** Start RECORDS FOR THIS TASK **

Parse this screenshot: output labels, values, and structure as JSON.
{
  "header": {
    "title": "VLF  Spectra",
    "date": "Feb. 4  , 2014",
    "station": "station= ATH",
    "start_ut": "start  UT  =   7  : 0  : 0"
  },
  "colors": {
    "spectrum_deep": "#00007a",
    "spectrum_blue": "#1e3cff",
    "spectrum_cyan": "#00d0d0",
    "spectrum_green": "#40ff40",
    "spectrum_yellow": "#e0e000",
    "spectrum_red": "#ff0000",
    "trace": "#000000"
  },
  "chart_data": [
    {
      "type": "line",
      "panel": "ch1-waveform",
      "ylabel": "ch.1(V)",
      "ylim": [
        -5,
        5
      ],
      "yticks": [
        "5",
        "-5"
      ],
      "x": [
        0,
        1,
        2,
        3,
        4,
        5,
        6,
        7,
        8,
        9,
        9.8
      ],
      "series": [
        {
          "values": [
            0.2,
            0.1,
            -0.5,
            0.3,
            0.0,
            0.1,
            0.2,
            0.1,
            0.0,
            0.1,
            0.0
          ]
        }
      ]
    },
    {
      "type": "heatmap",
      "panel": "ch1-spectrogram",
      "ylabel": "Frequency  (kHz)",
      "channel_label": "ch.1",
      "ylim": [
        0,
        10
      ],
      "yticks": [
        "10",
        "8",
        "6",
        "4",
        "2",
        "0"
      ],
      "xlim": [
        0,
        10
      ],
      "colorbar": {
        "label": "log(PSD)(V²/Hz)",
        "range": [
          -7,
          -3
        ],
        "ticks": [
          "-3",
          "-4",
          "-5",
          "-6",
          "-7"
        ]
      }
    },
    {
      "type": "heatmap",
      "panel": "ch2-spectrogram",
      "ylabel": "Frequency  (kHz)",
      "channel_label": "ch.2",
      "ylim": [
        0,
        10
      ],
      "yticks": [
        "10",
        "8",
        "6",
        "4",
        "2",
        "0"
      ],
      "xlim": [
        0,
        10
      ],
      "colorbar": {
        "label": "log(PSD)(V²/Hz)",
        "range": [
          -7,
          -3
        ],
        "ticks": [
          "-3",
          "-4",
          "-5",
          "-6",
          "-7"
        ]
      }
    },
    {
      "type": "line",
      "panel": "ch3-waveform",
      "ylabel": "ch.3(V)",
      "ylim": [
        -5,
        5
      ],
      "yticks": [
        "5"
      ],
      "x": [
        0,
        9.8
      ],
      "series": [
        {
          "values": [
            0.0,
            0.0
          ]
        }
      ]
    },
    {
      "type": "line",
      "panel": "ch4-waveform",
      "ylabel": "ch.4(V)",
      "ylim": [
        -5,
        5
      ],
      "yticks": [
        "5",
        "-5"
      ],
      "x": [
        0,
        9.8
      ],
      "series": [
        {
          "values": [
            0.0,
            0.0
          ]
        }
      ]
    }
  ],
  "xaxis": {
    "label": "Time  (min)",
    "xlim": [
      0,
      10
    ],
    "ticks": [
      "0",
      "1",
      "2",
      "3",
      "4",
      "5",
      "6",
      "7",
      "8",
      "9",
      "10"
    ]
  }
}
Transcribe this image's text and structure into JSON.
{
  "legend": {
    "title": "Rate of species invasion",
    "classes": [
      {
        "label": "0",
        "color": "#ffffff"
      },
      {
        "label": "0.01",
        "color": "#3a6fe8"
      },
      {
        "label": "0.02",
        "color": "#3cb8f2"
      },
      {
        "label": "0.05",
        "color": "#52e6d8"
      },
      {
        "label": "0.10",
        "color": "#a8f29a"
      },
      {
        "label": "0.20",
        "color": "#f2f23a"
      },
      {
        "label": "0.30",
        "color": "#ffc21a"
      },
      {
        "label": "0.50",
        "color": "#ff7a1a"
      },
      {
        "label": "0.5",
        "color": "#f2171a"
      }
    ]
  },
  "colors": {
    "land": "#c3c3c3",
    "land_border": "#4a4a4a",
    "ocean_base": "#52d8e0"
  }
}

** End RECORDS FOR THIS TASK **

Of all the lines above, how many contain the word "JSON"? Give the number and nothing else.

2